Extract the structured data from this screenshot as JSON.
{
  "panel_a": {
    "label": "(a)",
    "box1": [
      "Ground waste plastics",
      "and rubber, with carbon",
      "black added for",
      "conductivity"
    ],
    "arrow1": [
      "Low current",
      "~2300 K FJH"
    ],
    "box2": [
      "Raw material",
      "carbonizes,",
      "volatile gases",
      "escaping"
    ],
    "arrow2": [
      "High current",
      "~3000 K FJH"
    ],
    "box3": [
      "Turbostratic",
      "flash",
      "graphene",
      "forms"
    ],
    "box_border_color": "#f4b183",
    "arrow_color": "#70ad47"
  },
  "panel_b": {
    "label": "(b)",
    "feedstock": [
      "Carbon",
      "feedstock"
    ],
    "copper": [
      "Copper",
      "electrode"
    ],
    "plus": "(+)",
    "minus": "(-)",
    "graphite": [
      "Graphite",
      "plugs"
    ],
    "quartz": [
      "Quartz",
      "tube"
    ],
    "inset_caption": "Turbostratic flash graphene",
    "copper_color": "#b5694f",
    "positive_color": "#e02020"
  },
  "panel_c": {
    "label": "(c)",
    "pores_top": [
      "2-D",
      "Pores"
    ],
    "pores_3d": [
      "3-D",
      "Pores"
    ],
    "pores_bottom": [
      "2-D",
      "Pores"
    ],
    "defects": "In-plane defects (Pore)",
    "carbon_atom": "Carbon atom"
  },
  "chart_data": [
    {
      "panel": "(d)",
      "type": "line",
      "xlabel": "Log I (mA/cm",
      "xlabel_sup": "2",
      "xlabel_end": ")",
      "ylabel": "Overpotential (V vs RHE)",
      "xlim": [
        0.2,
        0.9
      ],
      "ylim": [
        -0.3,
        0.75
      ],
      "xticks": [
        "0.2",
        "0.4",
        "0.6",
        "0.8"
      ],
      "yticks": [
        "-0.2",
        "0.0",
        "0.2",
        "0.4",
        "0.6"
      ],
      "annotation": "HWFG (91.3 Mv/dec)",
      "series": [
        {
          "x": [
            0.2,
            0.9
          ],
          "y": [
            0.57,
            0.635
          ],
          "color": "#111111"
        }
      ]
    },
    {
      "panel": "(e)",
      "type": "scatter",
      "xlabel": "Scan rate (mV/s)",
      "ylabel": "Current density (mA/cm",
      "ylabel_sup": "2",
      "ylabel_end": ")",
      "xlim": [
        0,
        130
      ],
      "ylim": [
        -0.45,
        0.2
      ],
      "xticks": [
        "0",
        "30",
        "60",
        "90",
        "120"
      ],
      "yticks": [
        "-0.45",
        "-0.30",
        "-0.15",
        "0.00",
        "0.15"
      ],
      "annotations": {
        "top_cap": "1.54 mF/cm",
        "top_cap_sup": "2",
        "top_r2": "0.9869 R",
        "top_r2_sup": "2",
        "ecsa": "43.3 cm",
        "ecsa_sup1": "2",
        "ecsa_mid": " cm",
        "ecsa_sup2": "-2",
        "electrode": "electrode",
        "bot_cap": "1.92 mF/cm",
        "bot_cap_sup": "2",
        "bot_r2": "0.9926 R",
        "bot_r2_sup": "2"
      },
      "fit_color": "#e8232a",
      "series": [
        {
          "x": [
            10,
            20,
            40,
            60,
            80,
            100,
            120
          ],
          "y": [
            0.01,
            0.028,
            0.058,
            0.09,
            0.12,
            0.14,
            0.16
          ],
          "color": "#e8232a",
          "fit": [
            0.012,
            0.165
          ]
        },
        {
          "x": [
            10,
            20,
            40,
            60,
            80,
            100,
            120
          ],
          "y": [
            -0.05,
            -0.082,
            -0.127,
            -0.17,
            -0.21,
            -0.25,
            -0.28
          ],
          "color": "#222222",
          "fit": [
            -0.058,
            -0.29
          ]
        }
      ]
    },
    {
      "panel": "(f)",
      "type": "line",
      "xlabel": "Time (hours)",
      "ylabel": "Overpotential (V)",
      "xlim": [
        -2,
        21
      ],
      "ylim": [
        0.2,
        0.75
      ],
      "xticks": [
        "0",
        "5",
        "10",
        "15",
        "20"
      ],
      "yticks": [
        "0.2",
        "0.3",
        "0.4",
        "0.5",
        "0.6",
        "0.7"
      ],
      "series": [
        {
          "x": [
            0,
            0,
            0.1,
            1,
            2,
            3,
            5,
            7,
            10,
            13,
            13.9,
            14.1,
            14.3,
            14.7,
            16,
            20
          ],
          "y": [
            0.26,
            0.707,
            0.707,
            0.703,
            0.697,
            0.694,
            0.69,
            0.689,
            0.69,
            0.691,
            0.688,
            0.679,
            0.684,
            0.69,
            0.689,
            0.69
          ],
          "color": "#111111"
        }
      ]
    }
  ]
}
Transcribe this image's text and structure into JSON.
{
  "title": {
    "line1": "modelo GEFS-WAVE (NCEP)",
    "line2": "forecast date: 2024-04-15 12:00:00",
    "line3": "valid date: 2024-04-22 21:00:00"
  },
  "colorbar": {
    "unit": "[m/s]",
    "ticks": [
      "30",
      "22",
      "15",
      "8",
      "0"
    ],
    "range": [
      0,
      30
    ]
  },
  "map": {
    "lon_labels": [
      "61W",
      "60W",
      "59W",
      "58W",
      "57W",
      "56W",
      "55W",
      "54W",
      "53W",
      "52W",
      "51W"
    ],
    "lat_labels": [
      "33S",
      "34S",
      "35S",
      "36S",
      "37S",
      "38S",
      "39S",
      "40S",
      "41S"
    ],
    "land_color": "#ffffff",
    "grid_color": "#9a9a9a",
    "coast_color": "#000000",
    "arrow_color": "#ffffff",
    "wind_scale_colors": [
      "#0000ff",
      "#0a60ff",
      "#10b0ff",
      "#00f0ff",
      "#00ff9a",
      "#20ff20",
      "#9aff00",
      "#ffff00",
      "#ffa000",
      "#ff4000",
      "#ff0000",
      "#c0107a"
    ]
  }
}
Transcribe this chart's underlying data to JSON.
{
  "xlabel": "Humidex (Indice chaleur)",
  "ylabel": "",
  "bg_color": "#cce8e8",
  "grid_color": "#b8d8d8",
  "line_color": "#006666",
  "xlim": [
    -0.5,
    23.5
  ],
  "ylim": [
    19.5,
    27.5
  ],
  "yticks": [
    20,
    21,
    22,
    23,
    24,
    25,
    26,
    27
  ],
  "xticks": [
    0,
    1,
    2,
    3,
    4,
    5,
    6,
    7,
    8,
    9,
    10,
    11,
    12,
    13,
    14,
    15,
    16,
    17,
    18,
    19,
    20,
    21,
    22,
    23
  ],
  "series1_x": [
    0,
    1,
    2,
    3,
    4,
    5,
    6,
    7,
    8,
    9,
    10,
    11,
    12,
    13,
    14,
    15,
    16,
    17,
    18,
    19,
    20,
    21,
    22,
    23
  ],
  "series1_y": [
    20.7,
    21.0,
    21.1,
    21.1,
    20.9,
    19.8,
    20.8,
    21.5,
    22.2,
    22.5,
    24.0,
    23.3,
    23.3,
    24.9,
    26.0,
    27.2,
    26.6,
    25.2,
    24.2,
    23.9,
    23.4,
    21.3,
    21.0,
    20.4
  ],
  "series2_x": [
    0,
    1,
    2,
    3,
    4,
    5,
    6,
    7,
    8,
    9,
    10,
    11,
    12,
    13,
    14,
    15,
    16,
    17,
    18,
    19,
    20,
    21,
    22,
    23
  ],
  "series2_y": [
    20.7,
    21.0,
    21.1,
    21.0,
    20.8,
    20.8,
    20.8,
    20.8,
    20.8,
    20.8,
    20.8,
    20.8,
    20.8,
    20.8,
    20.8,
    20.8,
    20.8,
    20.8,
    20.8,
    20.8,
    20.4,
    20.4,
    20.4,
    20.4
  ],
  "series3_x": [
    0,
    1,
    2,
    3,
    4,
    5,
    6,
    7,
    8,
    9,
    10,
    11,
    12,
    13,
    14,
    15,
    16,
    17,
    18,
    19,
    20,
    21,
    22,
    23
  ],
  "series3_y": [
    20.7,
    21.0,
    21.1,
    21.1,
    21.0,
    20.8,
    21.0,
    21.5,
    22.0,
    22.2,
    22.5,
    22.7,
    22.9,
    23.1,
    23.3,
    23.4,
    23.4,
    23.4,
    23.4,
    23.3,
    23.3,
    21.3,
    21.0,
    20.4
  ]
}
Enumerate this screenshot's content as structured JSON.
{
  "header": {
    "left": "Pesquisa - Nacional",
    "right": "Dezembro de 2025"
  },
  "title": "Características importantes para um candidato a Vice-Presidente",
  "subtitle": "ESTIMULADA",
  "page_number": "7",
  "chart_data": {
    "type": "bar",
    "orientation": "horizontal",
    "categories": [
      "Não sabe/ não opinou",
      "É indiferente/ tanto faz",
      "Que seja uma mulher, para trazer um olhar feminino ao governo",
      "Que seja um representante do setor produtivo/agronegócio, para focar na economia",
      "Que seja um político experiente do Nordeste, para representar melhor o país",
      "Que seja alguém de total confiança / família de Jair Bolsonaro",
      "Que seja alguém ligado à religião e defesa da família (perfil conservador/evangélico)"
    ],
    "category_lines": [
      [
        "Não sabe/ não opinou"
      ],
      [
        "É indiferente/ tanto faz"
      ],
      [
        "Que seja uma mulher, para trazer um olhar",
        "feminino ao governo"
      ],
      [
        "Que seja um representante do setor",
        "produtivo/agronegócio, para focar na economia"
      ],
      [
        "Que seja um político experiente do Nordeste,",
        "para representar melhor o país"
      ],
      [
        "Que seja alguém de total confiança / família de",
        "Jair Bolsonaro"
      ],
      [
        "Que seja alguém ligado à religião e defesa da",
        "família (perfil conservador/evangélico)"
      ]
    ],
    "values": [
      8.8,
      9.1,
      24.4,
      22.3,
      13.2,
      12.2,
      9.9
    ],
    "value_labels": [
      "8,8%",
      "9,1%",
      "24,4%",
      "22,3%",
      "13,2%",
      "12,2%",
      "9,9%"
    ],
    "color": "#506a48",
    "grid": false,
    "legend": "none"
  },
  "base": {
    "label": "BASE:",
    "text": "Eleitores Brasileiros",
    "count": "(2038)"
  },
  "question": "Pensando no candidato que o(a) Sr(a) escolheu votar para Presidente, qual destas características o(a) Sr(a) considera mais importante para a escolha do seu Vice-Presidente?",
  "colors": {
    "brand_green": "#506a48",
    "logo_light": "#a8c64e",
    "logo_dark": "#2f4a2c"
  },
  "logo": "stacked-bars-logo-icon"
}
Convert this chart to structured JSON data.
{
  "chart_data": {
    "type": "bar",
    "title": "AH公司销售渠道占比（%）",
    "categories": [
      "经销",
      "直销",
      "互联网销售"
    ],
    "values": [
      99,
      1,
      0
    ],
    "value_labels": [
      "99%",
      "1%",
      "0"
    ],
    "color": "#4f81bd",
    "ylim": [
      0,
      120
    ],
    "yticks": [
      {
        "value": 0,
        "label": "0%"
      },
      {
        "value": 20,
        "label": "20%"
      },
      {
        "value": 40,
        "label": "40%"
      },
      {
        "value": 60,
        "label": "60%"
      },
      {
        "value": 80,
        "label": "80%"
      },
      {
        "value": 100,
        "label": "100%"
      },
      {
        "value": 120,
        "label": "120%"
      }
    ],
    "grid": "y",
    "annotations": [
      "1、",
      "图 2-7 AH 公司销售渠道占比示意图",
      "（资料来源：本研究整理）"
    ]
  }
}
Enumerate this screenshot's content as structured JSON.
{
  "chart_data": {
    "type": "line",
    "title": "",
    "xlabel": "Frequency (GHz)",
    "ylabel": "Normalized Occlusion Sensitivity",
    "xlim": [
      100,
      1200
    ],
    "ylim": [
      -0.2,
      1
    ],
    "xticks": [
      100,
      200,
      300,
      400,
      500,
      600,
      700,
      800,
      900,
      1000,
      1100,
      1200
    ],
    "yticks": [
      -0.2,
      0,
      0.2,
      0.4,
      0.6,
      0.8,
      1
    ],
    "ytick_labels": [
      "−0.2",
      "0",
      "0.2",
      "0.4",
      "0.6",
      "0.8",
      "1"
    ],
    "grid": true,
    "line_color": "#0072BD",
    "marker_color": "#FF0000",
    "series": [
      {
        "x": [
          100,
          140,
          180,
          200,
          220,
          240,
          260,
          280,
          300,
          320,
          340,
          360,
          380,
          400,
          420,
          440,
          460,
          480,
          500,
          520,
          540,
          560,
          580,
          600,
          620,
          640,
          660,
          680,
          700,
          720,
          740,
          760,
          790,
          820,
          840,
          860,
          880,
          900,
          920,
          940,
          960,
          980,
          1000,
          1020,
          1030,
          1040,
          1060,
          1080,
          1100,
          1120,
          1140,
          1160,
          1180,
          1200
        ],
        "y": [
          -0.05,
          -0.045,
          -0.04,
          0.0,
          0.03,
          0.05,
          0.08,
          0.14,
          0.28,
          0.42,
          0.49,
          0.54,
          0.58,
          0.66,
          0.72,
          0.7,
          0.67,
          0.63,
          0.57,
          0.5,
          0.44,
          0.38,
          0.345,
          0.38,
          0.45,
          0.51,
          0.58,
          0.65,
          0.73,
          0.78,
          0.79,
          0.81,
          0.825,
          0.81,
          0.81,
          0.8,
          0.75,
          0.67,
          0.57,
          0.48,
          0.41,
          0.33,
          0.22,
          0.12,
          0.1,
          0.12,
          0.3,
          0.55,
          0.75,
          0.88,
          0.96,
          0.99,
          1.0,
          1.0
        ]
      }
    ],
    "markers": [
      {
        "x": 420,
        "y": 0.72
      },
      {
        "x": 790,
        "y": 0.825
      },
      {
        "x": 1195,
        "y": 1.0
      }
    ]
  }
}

**What you have to do**
Count how many lines above include the word "opinou" and answer with that figure only.

**Answer to the exercise**
2